- _INSTRUCTION_: Write out the listing below in full and exactly, leaving out every picture.

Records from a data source

|---|

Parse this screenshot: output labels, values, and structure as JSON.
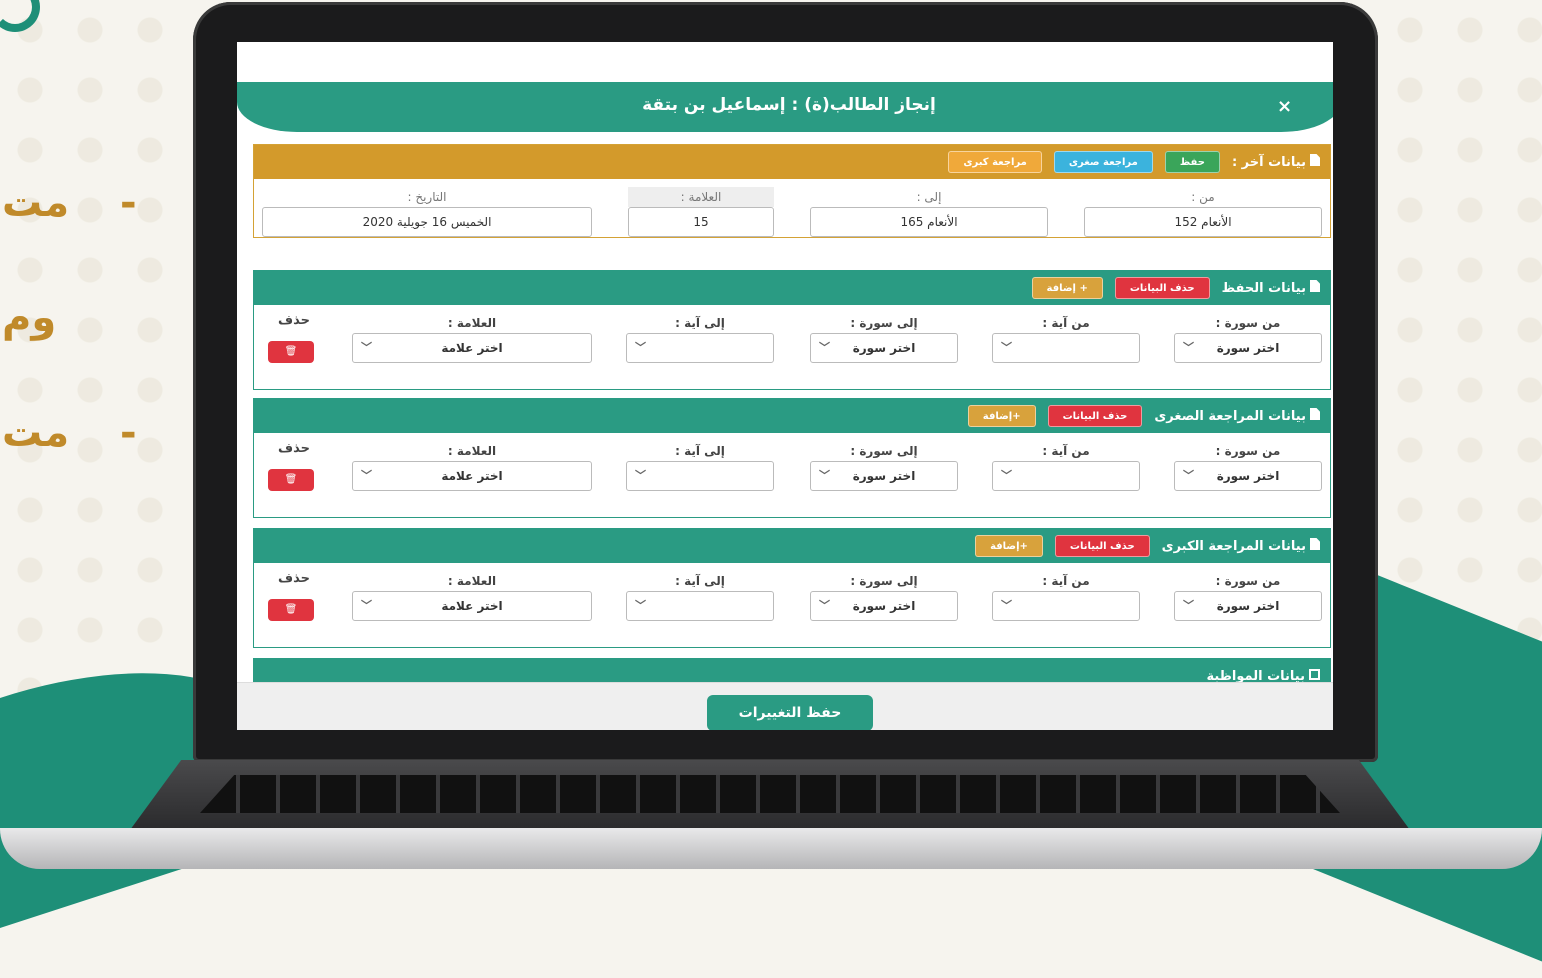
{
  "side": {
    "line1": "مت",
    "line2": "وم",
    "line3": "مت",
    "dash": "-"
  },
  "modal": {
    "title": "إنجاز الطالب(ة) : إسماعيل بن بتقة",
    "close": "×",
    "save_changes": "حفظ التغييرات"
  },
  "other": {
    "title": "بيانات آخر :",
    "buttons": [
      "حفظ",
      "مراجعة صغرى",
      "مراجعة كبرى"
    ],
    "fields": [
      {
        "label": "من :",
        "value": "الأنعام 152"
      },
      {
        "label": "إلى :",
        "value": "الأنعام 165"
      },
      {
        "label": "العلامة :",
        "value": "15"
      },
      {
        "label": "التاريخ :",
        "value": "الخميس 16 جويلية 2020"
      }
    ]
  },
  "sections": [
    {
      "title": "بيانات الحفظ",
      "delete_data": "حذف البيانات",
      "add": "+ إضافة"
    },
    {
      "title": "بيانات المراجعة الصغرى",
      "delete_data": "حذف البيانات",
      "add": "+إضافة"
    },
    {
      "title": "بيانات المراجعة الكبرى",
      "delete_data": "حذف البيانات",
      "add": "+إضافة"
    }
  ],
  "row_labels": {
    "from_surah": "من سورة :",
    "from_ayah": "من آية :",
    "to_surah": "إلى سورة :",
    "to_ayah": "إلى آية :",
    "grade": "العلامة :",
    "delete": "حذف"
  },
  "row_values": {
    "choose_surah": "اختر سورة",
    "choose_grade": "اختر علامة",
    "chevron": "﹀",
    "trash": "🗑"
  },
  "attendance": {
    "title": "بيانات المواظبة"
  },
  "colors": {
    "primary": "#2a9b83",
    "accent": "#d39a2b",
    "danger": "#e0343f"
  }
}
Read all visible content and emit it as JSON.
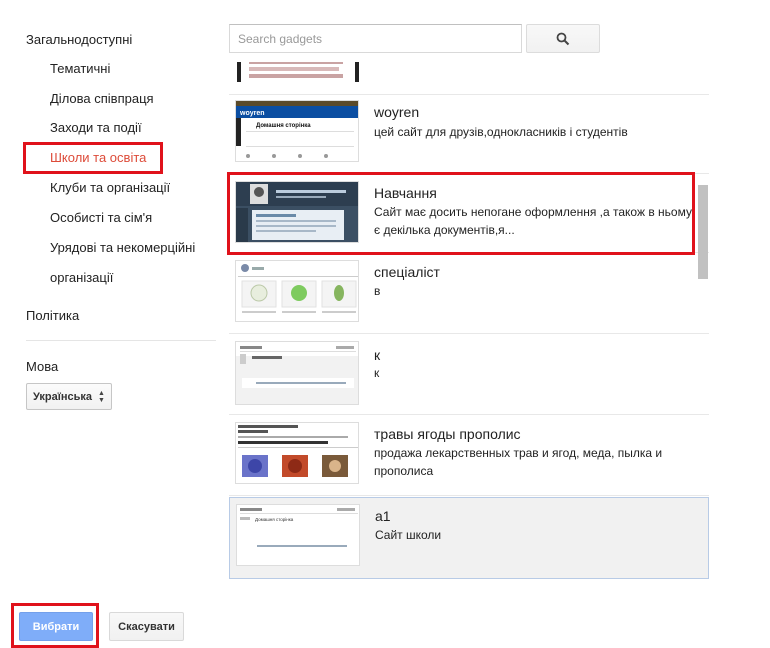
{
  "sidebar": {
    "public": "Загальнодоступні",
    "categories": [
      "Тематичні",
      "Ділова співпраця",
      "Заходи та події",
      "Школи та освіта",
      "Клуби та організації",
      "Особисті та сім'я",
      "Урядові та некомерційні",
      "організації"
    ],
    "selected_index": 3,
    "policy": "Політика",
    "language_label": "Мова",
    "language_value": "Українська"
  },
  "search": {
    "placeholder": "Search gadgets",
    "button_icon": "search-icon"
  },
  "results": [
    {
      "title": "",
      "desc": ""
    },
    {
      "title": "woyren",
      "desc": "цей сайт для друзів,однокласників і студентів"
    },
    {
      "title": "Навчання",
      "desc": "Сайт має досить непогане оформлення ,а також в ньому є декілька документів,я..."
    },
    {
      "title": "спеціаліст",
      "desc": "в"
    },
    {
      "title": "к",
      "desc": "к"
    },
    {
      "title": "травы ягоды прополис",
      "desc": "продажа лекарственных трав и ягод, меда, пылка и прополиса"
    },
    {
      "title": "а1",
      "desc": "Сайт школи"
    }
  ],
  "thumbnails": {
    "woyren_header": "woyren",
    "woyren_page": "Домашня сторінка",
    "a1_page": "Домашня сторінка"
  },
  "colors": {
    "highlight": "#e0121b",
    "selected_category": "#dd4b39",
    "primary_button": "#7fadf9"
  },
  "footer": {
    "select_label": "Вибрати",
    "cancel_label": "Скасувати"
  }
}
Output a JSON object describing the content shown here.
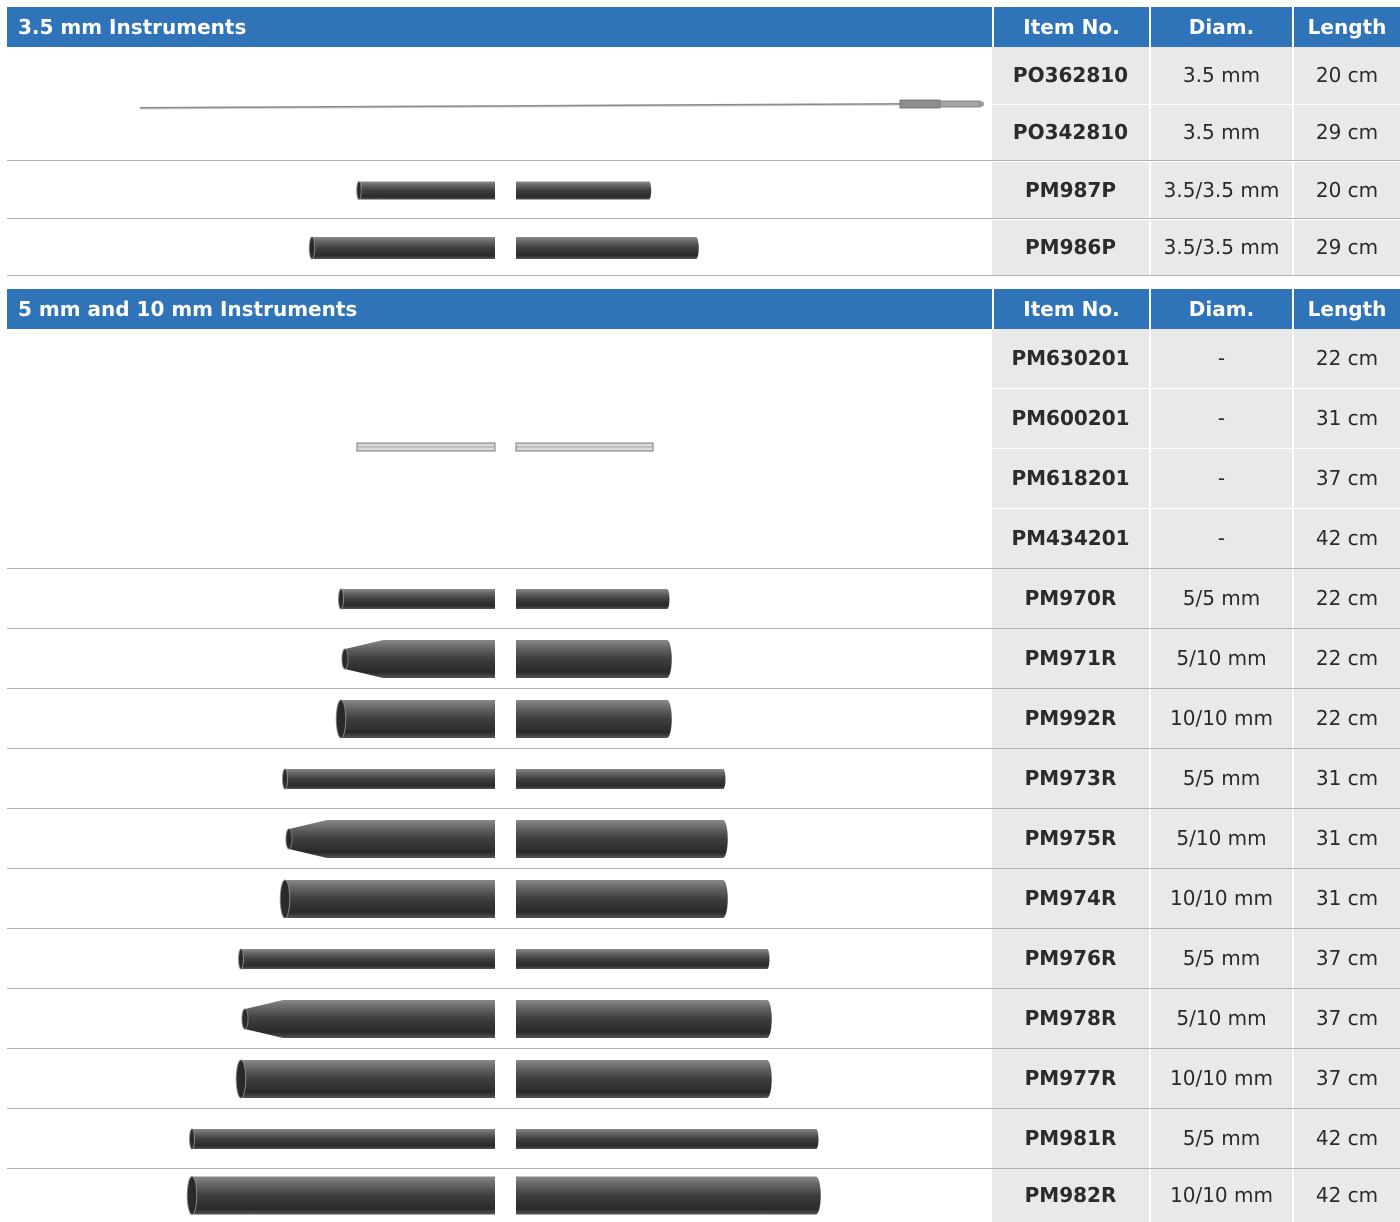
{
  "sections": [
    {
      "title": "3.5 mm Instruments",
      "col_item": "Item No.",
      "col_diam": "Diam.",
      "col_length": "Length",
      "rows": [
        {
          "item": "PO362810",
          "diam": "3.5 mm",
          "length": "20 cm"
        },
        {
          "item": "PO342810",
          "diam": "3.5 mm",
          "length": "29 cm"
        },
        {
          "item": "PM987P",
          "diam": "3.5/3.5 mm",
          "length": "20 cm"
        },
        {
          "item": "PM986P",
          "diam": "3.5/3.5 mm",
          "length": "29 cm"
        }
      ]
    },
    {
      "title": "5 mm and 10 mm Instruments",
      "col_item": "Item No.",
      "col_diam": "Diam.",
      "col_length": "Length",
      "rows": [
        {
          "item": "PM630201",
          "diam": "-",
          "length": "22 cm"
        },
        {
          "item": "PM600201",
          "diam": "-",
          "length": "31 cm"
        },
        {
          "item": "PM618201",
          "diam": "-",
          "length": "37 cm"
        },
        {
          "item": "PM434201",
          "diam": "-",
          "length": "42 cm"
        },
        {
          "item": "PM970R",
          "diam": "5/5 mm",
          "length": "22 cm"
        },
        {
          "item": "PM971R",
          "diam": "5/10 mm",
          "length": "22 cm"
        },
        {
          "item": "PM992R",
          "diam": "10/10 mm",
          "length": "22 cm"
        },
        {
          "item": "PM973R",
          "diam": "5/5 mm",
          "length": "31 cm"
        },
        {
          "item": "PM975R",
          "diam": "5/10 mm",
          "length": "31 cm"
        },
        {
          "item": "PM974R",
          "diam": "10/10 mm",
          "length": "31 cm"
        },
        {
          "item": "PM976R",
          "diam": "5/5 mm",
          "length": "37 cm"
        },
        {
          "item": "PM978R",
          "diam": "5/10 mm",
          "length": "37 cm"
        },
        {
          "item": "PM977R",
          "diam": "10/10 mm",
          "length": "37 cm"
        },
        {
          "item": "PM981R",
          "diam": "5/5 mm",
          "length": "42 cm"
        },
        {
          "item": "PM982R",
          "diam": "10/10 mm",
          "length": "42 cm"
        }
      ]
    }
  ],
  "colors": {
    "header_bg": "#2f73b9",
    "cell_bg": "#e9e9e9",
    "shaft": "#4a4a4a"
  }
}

|---|

- _OUTPUT_:
Parse this screenshot: output labels, values, and structure as JSON.
{
  "side": {
    "line1": "مت",
    "line2": "وم",
    "line3": "مت",
    "dash": "-"
  },
  "modal": {
    "title": "إنجاز الطالب(ة) : إسماعيل بن بتقة",
    "close": "×",
    "save_changes": "حفظ التغييرات"
  },
  "other": {
    "title": "بيانات آخر :",
    "buttons": [
      "حفظ",
      "مراجعة صغرى",
      "مراجعة كبرى"
    ],
    "fields": [
      {
        "label": "من :",
        "value": "الأنعام 152"
      },
      {
        "label": "إلى :",
        "value": "الأنعام 165"
      },
      {
        "label": "العلامة :",
        "value": "15"
      },
      {
        "label": "التاريخ :",
        "value": "الخميس 16 جويلية 2020"
      }
    ]
  },
  "sections": [
    {
      "title": "بيانات الحفظ",
      "delete_data": "حذف البيانات",
      "add": "+ إضافة"
    },
    {
      "title": "بيانات المراجعة الصغرى",
      "delete_data": "حذف البيانات",
      "add": "+إضافة"
    },
    {
      "title": "بيانات المراجعة الكبرى",
      "delete_data": "حذف البيانات",
      "add": "+إضافة"
    }
  ],
  "row_labels": {
    "from_surah": "من سورة :",
    "from_ayah": "من آية :",
    "to_surah": "إلى سورة :",
    "to_ayah": "إلى آية :",
    "grade": "العلامة :",
    "delete": "حذف"
  },
  "row_values": {
    "choose_surah": "اختر سورة",
    "choose_grade": "اختر علامة",
    "chevron": "﹀",
    "trash": "🗑"
  },
  "attendance": {
    "title": "بيانات المواظبة"
  },
  "colors": {
    "primary": "#2a9b83",
    "accent": "#d39a2b",
    "danger": "#e0343f"
  }
}
Read all visible content and emit it as JSON.
{
  "sidebar": {
    "public": "Загальнодоступні",
    "categories": [
      "Тематичні",
      "Ділова співпраця",
      "Заходи та події",
      "Школи та освіта",
      "Клуби та організації",
      "Особисті та сім'я",
      "Урядові та некомерційні",
      "організації"
    ],
    "selected_index": 3,
    "policy": "Політика",
    "language_label": "Мова",
    "language_value": "Українська"
  },
  "search": {
    "placeholder": "Search gadgets",
    "button_icon": "search-icon"
  },
  "results": [
    {
      "title": "",
      "desc": ""
    },
    {
      "title": "woyren",
      "desc": "цей сайт для друзів,однокласників і студентів"
    },
    {
      "title": "Навчання",
      "desc": "Сайт має досить непогане оформлення ,а також в ньому є декілька документів,я..."
    },
    {
      "title": "спеціаліст",
      "desc": "в"
    },
    {
      "title": "к",
      "desc": "к"
    },
    {
      "title": "травы ягоды прополис",
      "desc": "продажа лекарственных трав и ягод, меда, пылка и прополиса"
    },
    {
      "title": "а1",
      "desc": "Сайт школи"
    }
  ],
  "thumbnails": {
    "woyren_header": "woyren",
    "woyren_page": "Домашня сторінка",
    "a1_page": "Домашня сторінка"
  },
  "colors": {
    "highlight": "#e0121b",
    "selected_category": "#dd4b39",
    "primary_button": "#7fadf9"
  },
  "footer": {
    "select_label": "Вибрати",
    "cancel_label": "Скасувати"
  }
}
Output a JSON object describing the content shown here.
{
  "sections": [
    {
      "title": "3.5 mm Instruments",
      "col_item": "Item No.",
      "col_diam": "Diam.",
      "col_length": "Length",
      "rows": [
        {
          "item": "PO362810",
          "diam": "3.5 mm",
          "length": "20 cm"
        },
        {
          "item": "PO342810",
          "diam": "3.5 mm",
          "length": "29 cm"
        },
        {
          "item": "PM987P",
          "diam": "3.5/3.5 mm",
          "length": "20 cm"
        },
        {
          "item": "PM986P",
          "diam": "3.5/3.5 mm",
          "length": "29 cm"
        }
      ]
    },
    {
      "title": "5 mm and 10 mm Instruments",
      "col_item": "Item No.",
      "col_diam": "Diam.",
      "col_length": "Length",
      "rows": [
        {
          "item": "PM630201",
          "diam": "-",
          "length": "22 cm"
        },
        {
          "item": "PM600201",
          "diam": "-",
          "length": "31 cm"
        },
        {
          "item": "PM618201",
          "diam": "-",
          "length": "37 cm"
        },
        {
          "item": "PM434201",
          "diam": "-",
          "length": "42 cm"
        },
        {
          "item": "PM970R",
          "diam": "5/5 mm",
          "length": "22 cm"
        },
        {
          "item": "PM971R",
          "diam": "5/10 mm",
          "length": "22 cm"
        },
        {
          "item": "PM992R",
          "diam": "10/10 mm",
          "length": "22 cm"
        },
        {
          "item": "PM973R",
          "diam": "5/5 mm",
          "length": "31 cm"
        },
        {
          "item": "PM975R",
          "diam": "5/10 mm",
          "length": "31 cm"
        },
        {
          "item": "PM974R",
          "diam": "10/10 mm",
          "length": "31 cm"
        },
        {
          "item": "PM976R",
          "diam": "5/5 mm",
          "length": "37 cm"
        },
        {
          "item": "PM978R",
          "diam": "5/10 mm",
          "length": "37 cm"
        },
        {
          "item": "PM977R",
          "diam": "10/10 mm",
          "length": "37 cm"
        },
        {
          "item": "PM981R",
          "diam": "5/5 mm",
          "length": "42 cm"
        },
        {
          "item": "PM982R",
          "diam": "10/10 mm",
          "length": "42 cm"
        }
      ]
    }
  ],
  "colors": {
    "header_bg": "#2f73b9",
    "cell_bg": "#e9e9e9",
    "shaft": "#4a4a4a"
  }
}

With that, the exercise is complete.